**Objective**
Single out each line with the word "resophemera" and copy it.

[BEGIN Input rows]

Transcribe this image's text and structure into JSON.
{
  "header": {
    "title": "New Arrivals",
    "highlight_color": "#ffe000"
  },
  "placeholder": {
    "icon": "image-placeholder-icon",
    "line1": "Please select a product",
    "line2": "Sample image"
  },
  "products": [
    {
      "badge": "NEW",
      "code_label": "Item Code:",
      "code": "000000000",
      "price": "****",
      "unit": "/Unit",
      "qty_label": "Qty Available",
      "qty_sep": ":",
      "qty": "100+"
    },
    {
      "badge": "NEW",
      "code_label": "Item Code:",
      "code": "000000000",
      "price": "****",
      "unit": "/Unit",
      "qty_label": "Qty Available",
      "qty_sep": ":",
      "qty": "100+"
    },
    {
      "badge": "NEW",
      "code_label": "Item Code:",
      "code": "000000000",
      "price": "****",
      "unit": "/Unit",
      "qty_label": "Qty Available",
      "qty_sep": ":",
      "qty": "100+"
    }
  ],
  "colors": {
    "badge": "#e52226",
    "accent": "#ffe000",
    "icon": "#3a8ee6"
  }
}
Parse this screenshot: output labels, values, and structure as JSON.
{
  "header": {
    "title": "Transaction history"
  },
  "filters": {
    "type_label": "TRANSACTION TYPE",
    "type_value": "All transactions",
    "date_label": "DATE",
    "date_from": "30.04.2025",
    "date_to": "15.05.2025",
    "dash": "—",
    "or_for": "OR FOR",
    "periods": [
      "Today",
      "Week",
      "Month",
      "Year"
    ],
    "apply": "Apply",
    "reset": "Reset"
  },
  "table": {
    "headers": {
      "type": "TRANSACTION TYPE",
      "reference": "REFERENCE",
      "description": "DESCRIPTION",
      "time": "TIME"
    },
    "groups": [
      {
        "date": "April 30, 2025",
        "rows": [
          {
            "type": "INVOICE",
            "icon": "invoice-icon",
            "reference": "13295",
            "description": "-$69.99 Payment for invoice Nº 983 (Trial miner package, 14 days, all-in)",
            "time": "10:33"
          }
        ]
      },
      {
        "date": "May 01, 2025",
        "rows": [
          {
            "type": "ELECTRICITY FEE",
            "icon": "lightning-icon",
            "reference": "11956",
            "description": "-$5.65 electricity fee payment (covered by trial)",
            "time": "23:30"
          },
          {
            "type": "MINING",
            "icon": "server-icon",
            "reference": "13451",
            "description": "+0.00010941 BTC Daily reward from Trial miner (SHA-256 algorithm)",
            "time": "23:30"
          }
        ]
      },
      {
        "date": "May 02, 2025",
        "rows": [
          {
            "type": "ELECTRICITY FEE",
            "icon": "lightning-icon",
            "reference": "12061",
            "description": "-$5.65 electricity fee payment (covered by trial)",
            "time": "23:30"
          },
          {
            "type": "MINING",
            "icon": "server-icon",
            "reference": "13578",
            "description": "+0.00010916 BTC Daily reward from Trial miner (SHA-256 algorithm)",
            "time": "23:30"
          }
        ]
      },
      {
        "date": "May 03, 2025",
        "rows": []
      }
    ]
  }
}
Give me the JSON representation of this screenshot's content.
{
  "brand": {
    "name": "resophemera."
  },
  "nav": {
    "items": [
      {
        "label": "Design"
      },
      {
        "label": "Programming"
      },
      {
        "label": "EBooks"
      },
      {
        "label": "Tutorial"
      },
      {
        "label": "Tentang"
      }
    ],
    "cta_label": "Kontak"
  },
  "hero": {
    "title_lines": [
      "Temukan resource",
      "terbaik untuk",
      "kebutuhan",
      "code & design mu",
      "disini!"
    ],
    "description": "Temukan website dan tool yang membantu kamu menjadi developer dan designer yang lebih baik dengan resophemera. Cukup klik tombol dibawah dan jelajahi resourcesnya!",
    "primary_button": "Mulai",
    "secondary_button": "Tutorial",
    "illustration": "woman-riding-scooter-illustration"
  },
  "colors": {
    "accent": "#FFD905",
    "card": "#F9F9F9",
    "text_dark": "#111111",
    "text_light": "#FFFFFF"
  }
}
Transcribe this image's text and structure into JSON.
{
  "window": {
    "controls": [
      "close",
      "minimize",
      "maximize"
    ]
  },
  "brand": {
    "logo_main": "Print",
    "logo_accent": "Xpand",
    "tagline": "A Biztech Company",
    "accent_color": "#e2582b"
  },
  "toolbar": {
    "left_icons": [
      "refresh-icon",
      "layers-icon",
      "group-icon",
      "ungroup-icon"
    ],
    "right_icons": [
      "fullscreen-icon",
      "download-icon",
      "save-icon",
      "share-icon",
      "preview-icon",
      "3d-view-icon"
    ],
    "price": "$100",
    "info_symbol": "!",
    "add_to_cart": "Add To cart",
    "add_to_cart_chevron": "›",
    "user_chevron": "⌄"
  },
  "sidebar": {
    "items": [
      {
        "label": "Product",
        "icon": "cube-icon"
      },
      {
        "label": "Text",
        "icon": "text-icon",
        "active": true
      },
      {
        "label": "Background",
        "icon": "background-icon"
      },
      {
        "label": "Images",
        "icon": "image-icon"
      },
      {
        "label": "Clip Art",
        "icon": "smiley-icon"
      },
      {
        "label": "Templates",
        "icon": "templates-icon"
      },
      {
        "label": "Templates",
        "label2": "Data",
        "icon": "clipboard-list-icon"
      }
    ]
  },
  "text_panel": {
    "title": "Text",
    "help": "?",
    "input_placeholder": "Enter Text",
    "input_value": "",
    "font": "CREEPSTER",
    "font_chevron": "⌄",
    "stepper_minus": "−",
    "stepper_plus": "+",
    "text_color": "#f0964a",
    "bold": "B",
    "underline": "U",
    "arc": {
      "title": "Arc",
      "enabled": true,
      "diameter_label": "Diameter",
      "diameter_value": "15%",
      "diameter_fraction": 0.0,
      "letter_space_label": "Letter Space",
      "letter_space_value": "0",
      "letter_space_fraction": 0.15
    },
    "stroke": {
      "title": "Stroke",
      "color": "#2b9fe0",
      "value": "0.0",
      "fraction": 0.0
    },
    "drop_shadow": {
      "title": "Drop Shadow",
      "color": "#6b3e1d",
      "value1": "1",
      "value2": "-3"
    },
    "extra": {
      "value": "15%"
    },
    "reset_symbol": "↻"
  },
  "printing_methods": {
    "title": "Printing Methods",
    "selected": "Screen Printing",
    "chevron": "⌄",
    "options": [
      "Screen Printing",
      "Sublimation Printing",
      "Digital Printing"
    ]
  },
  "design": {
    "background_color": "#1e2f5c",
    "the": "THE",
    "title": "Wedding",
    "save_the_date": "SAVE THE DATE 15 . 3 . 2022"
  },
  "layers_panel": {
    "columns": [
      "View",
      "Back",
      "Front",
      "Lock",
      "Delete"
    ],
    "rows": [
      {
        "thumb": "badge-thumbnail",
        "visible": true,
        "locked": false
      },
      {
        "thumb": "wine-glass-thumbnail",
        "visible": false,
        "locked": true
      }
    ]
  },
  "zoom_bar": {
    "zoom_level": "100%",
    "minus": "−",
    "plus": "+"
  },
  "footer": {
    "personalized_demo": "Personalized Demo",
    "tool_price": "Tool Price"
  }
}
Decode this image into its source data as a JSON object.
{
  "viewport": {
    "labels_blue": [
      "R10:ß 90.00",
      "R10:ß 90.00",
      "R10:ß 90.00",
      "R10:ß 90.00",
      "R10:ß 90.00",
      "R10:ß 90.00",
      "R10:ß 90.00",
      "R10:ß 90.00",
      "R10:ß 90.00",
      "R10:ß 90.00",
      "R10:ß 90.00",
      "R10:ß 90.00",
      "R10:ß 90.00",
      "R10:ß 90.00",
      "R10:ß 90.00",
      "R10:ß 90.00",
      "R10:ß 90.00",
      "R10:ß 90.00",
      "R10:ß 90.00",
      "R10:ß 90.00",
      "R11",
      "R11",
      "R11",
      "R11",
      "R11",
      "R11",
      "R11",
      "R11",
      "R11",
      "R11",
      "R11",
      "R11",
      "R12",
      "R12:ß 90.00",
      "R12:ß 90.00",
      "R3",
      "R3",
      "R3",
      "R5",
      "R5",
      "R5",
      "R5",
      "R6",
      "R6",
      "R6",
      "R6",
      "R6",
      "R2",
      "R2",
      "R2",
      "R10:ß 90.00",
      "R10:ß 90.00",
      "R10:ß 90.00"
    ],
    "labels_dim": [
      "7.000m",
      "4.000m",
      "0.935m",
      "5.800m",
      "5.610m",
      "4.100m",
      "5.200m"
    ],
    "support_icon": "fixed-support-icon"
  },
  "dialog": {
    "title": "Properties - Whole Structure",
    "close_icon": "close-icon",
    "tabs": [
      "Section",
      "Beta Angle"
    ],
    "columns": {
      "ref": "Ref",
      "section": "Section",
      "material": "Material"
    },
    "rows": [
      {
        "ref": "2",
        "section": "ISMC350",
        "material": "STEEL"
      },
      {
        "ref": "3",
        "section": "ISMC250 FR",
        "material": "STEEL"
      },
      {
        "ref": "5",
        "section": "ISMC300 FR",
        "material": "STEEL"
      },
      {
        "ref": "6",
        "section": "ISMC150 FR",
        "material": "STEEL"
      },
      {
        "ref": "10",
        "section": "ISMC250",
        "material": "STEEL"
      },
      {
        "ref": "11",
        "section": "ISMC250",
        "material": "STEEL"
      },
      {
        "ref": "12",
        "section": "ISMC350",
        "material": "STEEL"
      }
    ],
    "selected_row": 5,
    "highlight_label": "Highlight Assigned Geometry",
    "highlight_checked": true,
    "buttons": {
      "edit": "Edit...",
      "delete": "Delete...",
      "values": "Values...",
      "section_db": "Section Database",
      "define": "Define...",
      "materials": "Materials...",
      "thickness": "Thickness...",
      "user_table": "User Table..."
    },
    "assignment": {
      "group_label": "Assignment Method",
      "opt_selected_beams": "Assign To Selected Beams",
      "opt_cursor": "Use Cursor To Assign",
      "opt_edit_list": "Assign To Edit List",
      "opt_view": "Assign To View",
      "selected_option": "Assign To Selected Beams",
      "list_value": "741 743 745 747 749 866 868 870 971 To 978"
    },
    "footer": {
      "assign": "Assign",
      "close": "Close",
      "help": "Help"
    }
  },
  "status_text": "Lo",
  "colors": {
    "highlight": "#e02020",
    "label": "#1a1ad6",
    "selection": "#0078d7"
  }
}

[END Input rows]

**Completed exercise**
    "name": "resophemera."
    "description": "Temukan website dan tool yang membantu kamu menjadi developer dan designer yang lebih baik dengan resophemera. Cukup klik tombol dibawah dan jelajahi resourcesnya!",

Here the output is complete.